# START OF SELECTED PASSAGE
In respect of Gaslow, I have had a total of three leaks with three Gaslow systems. Well, the first system was leak free, the second system had two leaks and the third system had a leak!

R

Saying all that, I do like the concept.


----------



## maddie (Jan 4, 2006)

Hi from the cheap seats :lol: they have a non return valve fitted into the bottle bit so you can take off the filling hose and of corse turn the other valve off enabling you to remove the bottle.Hope this helps :lol: but if unsure about it don't mess BOOM BOOM :lol: :wink: 
TERRY


----------



## Pusser (May 9, 2005)

All my gas shot out from god knows where when in France and although the gas was turned off at the bottles, the missus was still boiling the kettle. 8O 

It took about 2 hours for the gas to stop leaking out but I could not work out where it came from so I called up Chelston who fitted it and they came straight back to me with two Gaslow agents near to me in Brittany.

But as hols were coming to an end I decided to stay gasless until I got back to UK and then rang up Gaslow.

A very nice man came down and changed the bottles for a new type made from a new manufacturer as I understand. It appears from what I have picked up that the old type bottles had some problems caused by the company building them and I understand that the new ones coming out from a new supplier are virtullly trouble .... BANG...(sorry to frighten you. I was having a little joke  ) free.

There is a shortage of new bottles I understand but I think I would make it a priority to get them.


----------



## exmusso (Jun 18, 2006)

*Gaslow Problems*

I had a similar problem with my Gaslow bottle when in Portugal.

The gas at the hob was very low so I changed over the manual changeover to my BP Gaslight cylinder and all was well.

I later went to top up the Gaslow bottle and it only took about 7 litres.

On investigation, both the Gaslow and BP Gaslight perform faultlessly when hooked straight on to the regulator.

I've since found out that there have been faulty manual changeover valves and since I got mine at the York show, looking to get a replacement under warranty.

At the moment, I've just got the Gaslow straight on to the regulator but I've had to replace the W20 washers as they don't like being removed/replaced.

Cheers,
Alan


----------



## davesport (Nov 12, 2006)

For the time being I'm at an Impasse. The LPG penetrations into the bottles do not appear to have any non return valves fitted. As soon as I crack the connection at the bottle neat LPG is spilling out 8O 

Looks like a call to Gaslow on Monday.

Any advances ?

Dave.


----------



## maddie (Jan 4, 2006)

Hi Dave,are you letting the gas escape enough? it will have some in the pipeline but not that much.It deffo should have a non return valve / autoshut off -- weather it is working ia another matter -- If it is not working the bottles are g/teed for 15 yrs :wink: get them replaced under this :lol: 
lppk at Gaslows web site it says on there about g/t AND non return valve 
If you cannot find the info let me know and I shall C&P it on here for you.
yours from the cheap seats :lol: terry


----------



## maddie (Jan 4, 2006)

http://www.gaslow.co.uk/pdf/INSTRUC_inside_UK.pdf
look at TRANFERING REMOVING,BOTTLES just after the m/h timberland pics
terry


----------



## davesport (Nov 12, 2006)

Right, I'm back. 

Thanks for the assistance especially from the cheap seats at the back :lol: 

Once I got a bit peace & quiet I removed the bottles one at a time with the filling lines still attached. I weighed the bottles on Mrs Davesport's extra heavy duty scales .
# END OF SELECTED PASSAGE
# START OF INPUT FOR THIS TASK
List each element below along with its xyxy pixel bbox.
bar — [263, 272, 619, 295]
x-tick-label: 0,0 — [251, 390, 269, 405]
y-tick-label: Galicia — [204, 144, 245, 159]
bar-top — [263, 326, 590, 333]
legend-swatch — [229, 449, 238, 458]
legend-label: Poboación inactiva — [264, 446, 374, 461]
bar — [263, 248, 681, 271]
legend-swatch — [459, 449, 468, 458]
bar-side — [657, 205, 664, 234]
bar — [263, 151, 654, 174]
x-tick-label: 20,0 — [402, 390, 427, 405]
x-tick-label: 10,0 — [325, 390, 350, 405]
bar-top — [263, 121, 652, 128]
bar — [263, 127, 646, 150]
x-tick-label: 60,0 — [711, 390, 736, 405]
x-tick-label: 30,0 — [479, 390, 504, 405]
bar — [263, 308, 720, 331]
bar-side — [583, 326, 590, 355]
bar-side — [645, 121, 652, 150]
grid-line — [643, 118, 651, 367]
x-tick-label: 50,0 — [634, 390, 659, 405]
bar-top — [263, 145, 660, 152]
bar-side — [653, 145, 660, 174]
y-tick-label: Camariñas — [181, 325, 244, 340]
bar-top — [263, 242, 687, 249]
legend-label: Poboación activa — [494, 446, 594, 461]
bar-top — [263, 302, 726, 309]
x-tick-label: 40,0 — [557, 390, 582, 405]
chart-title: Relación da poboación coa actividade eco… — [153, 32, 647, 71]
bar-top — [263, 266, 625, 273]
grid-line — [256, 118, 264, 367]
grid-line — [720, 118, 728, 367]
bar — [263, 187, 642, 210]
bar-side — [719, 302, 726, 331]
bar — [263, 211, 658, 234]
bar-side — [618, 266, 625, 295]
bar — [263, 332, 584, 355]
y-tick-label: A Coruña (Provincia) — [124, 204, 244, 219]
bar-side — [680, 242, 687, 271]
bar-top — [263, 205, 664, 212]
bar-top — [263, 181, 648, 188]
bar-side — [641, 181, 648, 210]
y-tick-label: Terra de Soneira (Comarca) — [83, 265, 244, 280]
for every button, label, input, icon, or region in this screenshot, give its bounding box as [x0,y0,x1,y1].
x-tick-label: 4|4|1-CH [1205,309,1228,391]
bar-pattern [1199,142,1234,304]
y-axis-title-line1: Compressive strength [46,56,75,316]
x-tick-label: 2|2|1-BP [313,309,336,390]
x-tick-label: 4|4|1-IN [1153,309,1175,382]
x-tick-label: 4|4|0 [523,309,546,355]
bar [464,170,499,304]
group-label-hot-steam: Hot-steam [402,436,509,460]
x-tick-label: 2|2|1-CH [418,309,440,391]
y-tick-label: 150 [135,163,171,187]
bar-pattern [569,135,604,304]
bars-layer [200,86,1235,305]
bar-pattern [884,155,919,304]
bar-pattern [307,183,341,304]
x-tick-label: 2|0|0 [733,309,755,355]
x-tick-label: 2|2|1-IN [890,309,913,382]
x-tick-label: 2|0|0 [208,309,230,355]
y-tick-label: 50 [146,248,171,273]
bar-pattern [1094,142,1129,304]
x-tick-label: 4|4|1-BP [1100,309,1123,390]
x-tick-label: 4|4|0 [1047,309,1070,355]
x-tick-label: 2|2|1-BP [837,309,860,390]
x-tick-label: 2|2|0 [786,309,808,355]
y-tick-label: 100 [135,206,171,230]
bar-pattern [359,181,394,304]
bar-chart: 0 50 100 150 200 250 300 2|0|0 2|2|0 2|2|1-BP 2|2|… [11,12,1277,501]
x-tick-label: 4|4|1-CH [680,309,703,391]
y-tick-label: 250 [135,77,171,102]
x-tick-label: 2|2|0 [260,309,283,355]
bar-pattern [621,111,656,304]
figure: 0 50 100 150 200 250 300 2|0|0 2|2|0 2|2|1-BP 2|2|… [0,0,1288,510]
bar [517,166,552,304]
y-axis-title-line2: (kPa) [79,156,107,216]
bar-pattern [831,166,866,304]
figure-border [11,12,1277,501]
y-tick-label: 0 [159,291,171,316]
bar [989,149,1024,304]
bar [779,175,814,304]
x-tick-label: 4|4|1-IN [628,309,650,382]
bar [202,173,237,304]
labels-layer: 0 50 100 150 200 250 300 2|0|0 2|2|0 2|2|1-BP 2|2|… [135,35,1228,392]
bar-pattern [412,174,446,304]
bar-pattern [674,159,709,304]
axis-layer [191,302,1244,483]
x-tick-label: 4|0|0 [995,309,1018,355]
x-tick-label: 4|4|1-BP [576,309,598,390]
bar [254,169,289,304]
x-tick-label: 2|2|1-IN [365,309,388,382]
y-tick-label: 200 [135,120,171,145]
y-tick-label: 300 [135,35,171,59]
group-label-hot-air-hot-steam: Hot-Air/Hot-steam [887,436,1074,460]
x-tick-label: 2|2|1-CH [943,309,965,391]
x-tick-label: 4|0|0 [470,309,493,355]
# END OF INPUT FOR THIS TASK
# START OF INPUT FOR THIS TASK
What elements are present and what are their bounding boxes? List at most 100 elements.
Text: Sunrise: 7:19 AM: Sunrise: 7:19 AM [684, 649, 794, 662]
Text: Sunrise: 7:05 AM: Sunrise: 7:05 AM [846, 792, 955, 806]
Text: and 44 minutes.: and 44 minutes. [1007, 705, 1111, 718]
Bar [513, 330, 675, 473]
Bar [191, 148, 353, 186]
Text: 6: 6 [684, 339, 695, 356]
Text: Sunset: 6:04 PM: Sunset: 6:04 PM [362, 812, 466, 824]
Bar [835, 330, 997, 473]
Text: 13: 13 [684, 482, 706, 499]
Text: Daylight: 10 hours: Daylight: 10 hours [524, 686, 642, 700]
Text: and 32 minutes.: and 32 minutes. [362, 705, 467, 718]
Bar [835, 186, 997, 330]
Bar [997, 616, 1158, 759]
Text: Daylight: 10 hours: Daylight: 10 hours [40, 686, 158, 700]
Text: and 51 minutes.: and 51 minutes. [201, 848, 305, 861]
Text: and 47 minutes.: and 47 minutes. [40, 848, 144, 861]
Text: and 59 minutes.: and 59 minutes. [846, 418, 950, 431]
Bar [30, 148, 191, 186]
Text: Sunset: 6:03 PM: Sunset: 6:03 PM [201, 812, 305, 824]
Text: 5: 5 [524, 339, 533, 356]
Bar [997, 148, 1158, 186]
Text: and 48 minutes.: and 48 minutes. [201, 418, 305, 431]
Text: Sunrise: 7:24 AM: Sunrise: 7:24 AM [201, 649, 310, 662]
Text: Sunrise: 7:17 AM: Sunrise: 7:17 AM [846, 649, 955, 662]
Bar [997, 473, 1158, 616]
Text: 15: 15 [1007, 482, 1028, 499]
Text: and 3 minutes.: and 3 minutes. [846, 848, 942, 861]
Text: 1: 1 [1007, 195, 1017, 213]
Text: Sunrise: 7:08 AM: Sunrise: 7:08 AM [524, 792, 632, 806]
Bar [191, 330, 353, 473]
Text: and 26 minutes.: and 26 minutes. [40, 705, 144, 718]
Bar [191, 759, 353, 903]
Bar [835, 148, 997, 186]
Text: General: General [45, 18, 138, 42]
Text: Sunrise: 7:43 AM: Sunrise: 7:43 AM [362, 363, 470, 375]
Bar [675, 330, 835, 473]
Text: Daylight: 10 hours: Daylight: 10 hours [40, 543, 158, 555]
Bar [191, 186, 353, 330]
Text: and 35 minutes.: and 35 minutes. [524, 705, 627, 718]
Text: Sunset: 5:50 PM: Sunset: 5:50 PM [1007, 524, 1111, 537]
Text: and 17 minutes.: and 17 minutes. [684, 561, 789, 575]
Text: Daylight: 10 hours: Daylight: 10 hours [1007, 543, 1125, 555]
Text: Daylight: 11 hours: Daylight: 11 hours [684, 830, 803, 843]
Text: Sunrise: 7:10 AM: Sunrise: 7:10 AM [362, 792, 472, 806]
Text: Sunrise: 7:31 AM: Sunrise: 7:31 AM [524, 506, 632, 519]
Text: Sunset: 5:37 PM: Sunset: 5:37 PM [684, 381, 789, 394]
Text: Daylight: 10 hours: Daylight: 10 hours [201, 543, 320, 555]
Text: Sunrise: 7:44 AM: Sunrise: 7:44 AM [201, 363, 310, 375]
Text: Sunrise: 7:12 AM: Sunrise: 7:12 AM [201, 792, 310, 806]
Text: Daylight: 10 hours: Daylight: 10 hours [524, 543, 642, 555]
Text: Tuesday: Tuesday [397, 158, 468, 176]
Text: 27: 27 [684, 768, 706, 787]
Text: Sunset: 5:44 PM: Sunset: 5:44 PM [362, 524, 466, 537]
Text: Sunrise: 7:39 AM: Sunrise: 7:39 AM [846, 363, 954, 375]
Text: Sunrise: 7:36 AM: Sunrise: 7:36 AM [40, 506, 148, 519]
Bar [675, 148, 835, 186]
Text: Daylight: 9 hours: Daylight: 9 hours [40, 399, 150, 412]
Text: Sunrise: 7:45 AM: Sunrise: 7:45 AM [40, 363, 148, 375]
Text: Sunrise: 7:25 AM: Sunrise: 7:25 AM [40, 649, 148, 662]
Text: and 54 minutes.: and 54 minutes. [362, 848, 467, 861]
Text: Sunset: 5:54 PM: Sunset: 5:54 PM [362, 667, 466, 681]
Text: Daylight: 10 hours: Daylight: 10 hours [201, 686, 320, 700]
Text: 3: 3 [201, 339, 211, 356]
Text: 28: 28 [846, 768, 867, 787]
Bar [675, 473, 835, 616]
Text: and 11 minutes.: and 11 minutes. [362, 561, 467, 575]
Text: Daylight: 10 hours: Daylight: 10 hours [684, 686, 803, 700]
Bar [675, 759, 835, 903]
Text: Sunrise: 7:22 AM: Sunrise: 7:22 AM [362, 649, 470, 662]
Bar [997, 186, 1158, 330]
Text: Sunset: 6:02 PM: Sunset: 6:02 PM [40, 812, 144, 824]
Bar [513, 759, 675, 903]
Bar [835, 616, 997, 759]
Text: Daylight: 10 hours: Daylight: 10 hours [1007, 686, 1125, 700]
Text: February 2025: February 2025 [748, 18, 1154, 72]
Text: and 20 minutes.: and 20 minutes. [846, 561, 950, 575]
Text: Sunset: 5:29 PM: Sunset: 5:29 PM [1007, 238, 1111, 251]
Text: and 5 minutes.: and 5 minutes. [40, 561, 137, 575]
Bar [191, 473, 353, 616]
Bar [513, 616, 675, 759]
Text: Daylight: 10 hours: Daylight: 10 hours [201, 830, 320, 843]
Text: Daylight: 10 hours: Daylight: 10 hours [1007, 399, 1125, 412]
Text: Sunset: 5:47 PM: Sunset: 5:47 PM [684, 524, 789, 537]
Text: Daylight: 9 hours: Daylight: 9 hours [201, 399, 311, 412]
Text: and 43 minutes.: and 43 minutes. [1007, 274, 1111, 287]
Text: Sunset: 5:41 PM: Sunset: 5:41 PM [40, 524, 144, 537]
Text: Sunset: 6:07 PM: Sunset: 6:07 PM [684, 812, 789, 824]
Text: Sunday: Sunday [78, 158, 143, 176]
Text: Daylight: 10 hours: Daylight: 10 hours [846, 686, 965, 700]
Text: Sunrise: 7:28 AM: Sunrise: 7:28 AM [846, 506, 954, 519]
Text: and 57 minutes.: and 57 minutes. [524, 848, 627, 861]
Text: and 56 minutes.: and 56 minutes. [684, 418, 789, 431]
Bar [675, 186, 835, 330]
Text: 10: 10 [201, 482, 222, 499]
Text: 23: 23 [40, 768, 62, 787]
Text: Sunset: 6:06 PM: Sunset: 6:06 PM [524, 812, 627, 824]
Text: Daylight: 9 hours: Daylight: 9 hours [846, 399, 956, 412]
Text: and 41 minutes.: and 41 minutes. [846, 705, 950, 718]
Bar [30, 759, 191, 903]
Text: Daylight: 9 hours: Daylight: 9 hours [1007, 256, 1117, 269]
# END OF INPUT FOR THIS TASK
TASK INSTRUCTIONS:
a. Reproduce the passage of the Gaslow thread from "I had a similar" to "all was well.".
b. Write out the rows from the line with "What elements are" to the line with "Text: 6: 6 [684, 339, 695, 356]", including both of those lines.
The thread and the rows come from separate sources.

OUTPUTS FOR THE TASKS:
a.
I had a similar problem with my Gaslow bottle when in Portugal.

The gas at the hob was very low so I changed over the manual changeover to my BP Gaslight cylinder and all was well.

b.
What elements are present and what are their bounding boxes? List at most 100 elements.
Text: Sunrise: 7:19 AM: Sunrise: 7:19 AM [684, 649, 794, 662]
Text: Sunrise: 7:05 AM: Sunrise: 7:05 AM [846, 792, 955, 806]
Text: and 44 minutes.: and 44 minutes. [1007, 705, 1111, 718]
Bar [513, 330, 675, 473]
Bar [191, 148, 353, 186]
Text: 6: 6 [684, 339, 695, 356]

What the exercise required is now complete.